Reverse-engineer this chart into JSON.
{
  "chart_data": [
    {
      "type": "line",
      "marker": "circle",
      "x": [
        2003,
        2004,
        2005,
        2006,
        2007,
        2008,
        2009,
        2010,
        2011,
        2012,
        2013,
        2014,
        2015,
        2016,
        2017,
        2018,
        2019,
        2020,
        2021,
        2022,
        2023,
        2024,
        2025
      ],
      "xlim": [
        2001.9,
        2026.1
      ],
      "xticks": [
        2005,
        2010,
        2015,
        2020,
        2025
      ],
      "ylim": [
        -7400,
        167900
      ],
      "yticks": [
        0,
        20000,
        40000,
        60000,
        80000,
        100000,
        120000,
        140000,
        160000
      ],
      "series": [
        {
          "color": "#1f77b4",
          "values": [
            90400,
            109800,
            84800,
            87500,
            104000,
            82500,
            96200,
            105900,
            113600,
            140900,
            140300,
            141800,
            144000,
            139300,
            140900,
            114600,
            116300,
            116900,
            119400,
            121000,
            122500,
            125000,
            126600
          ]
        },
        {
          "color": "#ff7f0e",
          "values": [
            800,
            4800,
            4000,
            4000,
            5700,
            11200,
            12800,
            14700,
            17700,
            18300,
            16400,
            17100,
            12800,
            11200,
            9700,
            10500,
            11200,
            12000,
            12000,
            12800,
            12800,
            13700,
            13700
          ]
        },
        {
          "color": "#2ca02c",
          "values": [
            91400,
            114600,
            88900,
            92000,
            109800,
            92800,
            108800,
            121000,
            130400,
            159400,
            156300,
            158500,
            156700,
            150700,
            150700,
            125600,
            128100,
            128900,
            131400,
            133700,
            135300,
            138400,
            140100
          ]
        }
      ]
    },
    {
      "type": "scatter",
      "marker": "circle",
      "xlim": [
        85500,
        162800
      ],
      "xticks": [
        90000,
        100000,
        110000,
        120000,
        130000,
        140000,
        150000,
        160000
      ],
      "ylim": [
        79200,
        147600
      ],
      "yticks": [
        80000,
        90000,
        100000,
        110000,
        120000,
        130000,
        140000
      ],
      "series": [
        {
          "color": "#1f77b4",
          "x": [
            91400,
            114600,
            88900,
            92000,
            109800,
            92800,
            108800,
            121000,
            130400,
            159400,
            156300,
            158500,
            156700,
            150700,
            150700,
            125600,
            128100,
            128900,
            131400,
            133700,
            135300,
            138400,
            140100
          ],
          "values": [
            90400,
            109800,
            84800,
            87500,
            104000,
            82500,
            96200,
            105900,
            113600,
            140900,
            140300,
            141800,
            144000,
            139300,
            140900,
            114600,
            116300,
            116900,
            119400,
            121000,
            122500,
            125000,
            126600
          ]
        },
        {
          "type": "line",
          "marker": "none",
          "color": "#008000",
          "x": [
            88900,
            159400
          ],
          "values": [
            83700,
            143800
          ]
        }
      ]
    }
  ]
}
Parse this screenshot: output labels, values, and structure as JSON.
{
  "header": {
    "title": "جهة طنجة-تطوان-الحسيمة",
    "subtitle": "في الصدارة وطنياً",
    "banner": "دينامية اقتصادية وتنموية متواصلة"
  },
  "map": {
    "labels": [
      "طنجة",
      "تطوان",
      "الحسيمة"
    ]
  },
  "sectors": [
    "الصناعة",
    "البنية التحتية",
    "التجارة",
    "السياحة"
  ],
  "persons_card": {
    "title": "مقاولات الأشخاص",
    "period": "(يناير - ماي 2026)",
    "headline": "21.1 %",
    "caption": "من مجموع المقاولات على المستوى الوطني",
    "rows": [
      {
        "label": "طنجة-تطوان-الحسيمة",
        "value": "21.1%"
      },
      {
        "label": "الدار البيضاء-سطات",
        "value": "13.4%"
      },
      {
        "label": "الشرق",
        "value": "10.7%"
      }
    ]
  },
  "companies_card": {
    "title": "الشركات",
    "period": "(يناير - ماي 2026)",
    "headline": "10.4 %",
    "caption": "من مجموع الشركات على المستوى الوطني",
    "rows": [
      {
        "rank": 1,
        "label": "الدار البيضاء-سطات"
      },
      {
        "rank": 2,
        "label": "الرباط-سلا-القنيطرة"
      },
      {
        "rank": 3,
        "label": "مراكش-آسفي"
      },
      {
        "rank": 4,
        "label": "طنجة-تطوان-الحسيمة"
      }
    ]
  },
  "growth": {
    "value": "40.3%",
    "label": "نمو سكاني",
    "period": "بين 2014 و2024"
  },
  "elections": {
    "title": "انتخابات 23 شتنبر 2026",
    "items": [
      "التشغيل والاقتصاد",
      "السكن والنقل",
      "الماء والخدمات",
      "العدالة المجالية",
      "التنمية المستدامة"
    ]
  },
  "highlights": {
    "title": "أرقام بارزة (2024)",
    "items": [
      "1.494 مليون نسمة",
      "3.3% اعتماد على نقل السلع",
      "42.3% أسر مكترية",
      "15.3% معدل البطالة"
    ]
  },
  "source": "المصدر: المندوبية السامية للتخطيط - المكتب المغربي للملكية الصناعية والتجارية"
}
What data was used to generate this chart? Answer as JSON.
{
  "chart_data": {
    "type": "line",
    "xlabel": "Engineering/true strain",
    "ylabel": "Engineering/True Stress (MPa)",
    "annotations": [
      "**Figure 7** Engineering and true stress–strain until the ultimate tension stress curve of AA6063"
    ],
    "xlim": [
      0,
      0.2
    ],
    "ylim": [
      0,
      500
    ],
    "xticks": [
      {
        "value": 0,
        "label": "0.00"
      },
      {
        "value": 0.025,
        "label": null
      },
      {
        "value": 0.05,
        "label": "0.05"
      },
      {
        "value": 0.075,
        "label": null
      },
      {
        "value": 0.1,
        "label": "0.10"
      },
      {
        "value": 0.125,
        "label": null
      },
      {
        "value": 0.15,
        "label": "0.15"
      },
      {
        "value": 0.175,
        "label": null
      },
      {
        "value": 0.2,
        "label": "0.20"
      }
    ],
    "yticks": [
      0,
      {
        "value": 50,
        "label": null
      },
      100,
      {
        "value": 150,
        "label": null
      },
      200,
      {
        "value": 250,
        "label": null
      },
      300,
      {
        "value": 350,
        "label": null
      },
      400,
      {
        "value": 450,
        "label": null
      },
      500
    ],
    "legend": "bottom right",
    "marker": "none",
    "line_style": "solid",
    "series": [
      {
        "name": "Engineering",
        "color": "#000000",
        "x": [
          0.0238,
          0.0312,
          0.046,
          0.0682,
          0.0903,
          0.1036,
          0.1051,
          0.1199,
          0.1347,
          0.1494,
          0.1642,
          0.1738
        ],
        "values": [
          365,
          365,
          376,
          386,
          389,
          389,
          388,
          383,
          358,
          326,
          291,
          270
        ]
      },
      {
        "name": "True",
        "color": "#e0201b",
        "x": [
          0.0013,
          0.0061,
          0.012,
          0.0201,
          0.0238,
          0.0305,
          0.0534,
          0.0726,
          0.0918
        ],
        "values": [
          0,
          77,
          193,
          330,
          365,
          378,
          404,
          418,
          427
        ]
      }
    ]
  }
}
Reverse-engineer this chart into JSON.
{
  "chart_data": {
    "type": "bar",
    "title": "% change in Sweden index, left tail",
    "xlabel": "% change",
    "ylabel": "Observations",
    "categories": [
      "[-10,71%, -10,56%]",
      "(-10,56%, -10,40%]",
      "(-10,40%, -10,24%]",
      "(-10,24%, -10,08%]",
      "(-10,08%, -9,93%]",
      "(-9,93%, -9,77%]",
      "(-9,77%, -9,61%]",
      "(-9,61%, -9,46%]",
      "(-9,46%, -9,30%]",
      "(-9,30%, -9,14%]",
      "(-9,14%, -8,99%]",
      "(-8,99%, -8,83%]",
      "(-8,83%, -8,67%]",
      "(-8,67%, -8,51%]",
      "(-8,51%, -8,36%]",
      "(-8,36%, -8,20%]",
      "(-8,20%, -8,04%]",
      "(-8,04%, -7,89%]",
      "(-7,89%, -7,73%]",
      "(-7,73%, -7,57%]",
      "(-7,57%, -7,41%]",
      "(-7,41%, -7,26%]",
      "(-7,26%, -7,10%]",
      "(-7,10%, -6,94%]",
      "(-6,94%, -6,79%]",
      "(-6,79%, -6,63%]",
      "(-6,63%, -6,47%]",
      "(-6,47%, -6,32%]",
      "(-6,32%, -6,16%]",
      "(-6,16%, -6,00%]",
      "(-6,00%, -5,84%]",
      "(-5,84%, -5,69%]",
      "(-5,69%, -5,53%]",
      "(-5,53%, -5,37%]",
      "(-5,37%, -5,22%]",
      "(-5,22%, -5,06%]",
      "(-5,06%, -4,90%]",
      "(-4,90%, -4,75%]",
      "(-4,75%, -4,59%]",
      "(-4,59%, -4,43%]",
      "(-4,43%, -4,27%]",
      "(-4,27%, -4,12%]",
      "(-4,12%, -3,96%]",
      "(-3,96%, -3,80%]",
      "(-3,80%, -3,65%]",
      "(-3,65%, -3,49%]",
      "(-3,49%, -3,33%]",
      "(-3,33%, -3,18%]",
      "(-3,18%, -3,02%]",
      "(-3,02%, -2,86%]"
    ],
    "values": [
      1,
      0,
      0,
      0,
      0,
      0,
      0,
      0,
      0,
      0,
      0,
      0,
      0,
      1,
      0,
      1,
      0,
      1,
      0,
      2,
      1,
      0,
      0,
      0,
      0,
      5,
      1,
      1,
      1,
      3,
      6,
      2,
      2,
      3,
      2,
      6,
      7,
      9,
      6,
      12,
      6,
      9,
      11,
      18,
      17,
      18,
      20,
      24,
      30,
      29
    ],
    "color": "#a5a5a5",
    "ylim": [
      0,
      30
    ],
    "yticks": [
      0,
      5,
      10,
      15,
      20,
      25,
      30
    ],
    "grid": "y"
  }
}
====
▶ [REQUIREMENTS] Note every line above where the string "xlabel" shows up, and copy those lines.

▶ [ANSWER FOR THE TASK]
    "xlabel": "Engineering/true strain",
    "xlabel": "% change",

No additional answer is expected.